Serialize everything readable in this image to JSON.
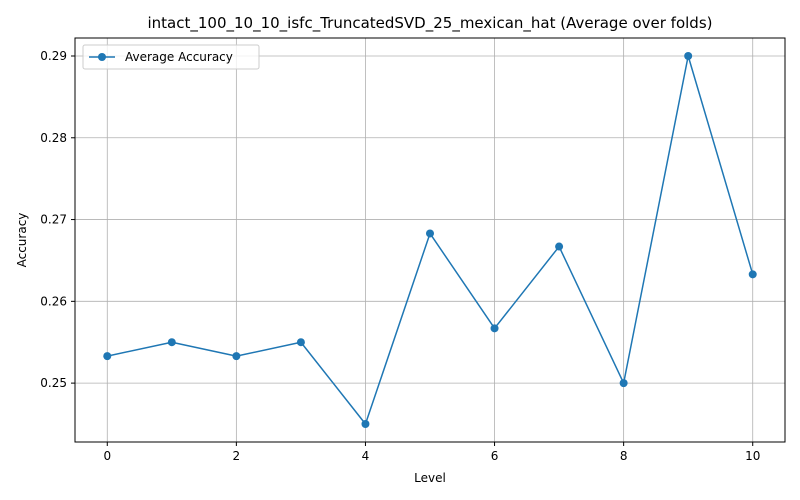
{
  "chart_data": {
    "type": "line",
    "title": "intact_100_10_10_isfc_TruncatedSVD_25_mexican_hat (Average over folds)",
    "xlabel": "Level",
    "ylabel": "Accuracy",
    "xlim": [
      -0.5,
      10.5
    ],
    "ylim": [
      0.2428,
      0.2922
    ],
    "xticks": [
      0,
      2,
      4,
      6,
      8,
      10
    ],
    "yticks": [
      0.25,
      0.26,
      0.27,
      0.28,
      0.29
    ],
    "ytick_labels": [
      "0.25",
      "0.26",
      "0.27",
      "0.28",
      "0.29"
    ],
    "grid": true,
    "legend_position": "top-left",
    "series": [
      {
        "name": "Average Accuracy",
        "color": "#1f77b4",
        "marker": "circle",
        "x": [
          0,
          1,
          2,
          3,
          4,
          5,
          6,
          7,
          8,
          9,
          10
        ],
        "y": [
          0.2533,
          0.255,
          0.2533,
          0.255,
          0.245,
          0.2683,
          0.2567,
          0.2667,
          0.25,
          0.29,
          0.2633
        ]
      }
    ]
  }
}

TO BE DONE: Except for the pictures, copy the material above exactly.

RESULT BELOW:
Serialize everything readable in this image to JSON.
{
  "chart_data": {
    "type": "line",
    "title": "intact_100_10_10_isfc_TruncatedSVD_25_mexican_hat (Average over folds)",
    "xlabel": "Level",
    "ylabel": "Accuracy",
    "xlim": [
      -0.5,
      10.5
    ],
    "ylim": [
      0.2428,
      0.2922
    ],
    "xticks": [
      0,
      2,
      4,
      6,
      8,
      10
    ],
    "yticks": [
      0.25,
      0.26,
      0.27,
      0.28,
      0.29
    ],
    "ytick_labels": [
      "0.25",
      "0.26",
      "0.27",
      "0.28",
      "0.29"
    ],
    "grid": true,
    "legend_position": "top-left",
    "series": [
      {
        "name": "Average Accuracy",
        "color": "#1f77b4",
        "marker": "circle",
        "x": [
          0,
          1,
          2,
          3,
          4,
          5,
          6,
          7,
          8,
          9,
          10
        ],
        "y": [
          0.2533,
          0.255,
          0.2533,
          0.255,
          0.245,
          0.2683,
          0.2567,
          0.2667,
          0.25,
          0.29,
          0.2633
        ]
      }
    ]
  }
}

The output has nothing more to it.